**Stated task:**
Collect each line of the records containing the string "text".
-------- Records for this exercise
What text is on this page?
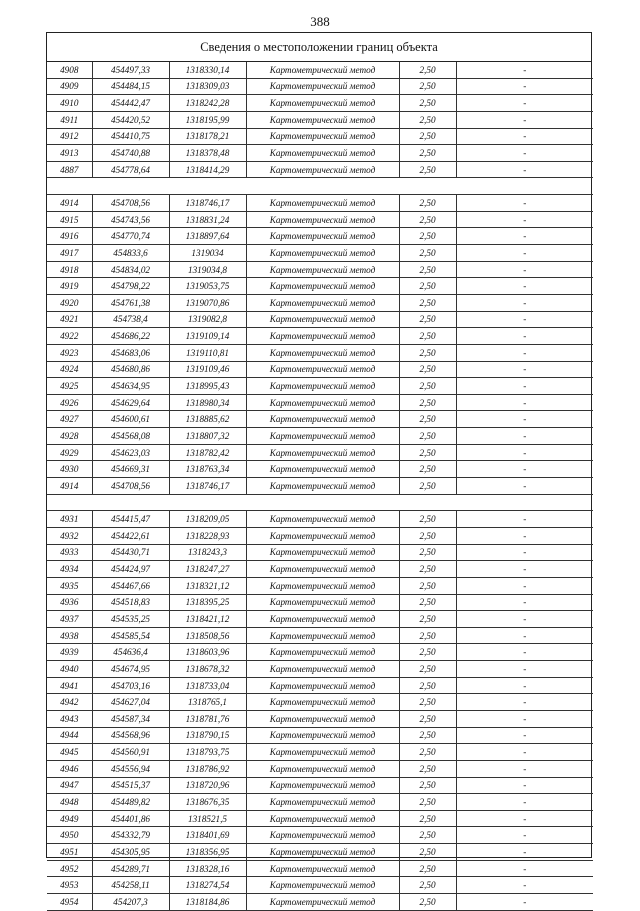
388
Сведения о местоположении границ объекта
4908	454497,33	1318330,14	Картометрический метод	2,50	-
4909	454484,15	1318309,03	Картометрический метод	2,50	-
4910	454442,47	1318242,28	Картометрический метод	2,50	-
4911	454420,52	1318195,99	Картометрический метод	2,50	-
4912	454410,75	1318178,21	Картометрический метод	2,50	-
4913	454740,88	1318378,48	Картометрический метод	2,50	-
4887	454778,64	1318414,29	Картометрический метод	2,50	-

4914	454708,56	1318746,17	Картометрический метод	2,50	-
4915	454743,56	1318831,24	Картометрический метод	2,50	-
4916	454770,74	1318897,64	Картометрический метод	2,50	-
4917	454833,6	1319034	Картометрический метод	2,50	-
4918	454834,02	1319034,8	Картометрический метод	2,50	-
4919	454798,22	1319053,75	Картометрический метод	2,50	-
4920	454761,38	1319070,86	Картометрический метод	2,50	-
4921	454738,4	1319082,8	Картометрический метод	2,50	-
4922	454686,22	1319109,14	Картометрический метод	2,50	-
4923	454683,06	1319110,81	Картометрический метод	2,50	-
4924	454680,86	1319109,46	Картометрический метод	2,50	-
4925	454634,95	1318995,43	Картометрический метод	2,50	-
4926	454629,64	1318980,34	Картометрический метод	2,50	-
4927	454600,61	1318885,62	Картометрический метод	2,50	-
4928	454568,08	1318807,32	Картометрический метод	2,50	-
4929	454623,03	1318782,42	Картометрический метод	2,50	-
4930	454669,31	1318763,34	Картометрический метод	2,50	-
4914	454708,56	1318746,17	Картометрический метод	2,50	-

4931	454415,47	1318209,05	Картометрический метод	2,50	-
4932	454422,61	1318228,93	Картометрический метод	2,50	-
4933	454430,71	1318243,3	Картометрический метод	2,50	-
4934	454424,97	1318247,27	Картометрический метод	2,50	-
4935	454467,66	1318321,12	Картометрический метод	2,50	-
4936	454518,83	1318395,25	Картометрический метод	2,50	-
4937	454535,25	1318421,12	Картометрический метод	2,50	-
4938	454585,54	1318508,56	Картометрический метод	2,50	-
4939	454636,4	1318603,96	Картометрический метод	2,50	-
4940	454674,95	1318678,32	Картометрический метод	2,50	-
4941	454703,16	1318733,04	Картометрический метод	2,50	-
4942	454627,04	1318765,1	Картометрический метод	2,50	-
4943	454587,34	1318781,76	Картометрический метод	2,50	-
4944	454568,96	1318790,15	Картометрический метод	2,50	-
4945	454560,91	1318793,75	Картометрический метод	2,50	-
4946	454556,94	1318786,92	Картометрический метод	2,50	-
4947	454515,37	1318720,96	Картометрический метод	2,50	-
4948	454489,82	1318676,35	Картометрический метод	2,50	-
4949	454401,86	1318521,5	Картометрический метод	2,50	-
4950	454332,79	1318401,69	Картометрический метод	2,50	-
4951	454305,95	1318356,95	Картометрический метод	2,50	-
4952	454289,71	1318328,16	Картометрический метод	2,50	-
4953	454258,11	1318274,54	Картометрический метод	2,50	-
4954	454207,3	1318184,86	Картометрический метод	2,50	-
----------------
-------- Records for this exercise
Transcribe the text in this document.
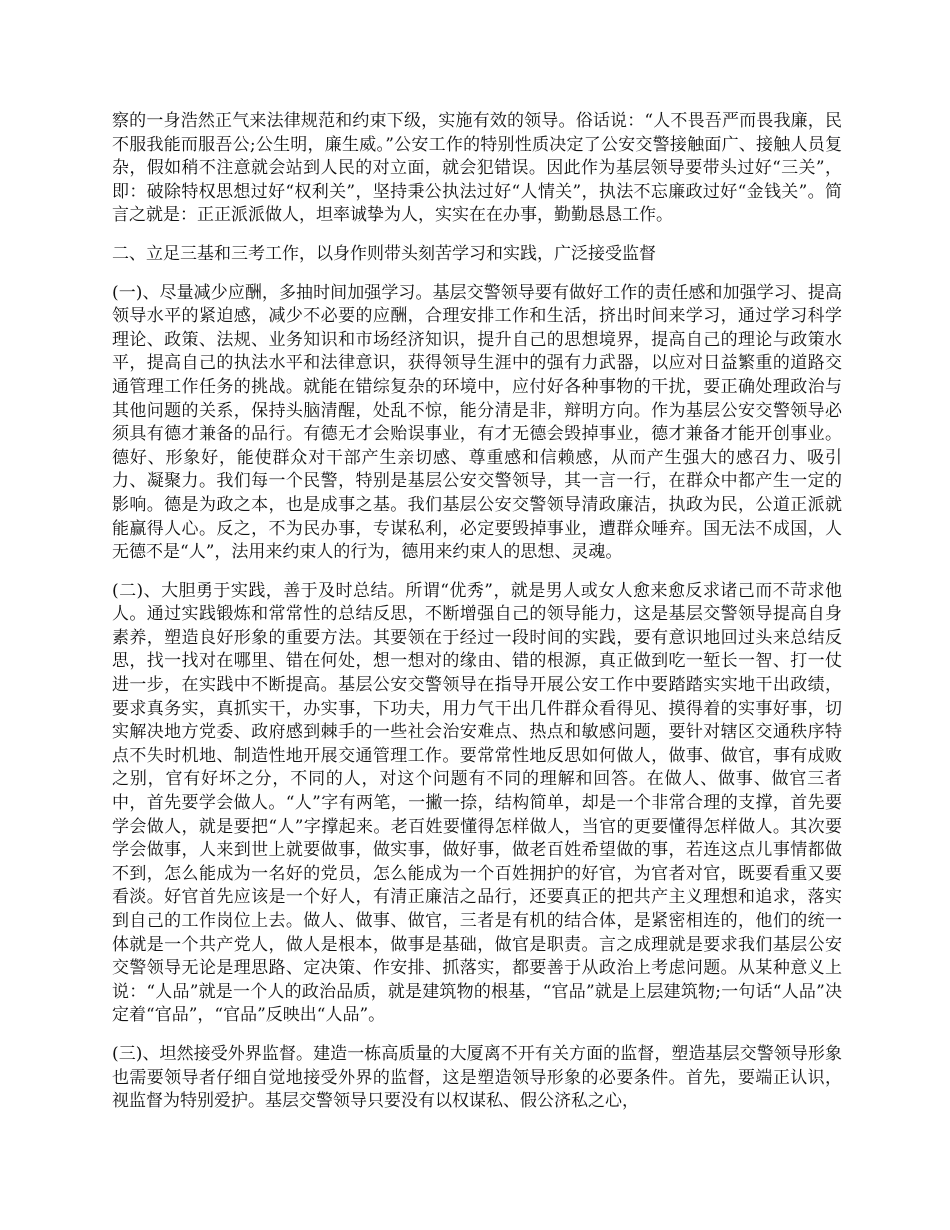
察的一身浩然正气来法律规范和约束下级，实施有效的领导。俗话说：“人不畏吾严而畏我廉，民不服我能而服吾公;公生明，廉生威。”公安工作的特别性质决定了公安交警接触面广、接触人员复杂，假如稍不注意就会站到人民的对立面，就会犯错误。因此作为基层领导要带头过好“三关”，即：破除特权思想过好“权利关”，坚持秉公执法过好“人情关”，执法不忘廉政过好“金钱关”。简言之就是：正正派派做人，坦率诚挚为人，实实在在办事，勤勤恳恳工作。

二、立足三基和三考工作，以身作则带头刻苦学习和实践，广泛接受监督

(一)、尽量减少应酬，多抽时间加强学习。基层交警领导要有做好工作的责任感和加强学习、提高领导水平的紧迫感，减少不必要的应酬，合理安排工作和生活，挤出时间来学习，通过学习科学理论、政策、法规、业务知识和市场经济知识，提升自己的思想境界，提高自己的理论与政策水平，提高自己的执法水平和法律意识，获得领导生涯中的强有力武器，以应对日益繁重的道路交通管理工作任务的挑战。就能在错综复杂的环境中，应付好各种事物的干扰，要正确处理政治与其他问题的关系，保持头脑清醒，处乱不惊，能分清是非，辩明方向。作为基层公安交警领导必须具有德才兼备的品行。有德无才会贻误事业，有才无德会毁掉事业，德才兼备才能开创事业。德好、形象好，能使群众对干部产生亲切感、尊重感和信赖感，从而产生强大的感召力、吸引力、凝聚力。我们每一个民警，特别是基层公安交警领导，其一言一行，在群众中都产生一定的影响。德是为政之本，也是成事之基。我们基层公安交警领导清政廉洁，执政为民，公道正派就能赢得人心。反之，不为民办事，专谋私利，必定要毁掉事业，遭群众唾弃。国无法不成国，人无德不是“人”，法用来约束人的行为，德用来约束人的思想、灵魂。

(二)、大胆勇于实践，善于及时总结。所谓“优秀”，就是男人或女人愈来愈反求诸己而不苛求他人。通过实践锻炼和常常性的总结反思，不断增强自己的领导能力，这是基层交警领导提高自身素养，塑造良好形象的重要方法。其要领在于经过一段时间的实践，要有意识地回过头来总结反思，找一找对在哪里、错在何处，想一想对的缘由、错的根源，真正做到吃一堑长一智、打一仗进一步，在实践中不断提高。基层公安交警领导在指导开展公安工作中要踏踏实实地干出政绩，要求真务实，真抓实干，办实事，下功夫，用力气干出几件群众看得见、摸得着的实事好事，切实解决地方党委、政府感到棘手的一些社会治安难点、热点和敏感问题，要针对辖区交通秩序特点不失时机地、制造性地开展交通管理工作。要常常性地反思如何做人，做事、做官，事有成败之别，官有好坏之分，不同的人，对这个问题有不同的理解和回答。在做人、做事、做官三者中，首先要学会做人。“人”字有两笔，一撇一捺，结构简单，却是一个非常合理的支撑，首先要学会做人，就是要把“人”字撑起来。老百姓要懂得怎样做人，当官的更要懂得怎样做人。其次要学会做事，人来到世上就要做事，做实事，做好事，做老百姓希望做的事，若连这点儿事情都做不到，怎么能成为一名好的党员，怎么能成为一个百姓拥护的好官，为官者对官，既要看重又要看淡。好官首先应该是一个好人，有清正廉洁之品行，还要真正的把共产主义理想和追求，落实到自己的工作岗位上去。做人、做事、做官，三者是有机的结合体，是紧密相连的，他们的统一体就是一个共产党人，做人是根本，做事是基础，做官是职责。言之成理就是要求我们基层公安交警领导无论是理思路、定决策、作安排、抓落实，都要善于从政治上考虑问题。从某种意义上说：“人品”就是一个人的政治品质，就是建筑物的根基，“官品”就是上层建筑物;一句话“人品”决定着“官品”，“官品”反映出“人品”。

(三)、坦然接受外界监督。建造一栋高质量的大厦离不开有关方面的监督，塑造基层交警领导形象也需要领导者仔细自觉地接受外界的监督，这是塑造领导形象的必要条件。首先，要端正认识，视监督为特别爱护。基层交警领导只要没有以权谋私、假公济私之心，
----------------
**Reply to the task:**
What text is on this page?
Transcribe the text in this document.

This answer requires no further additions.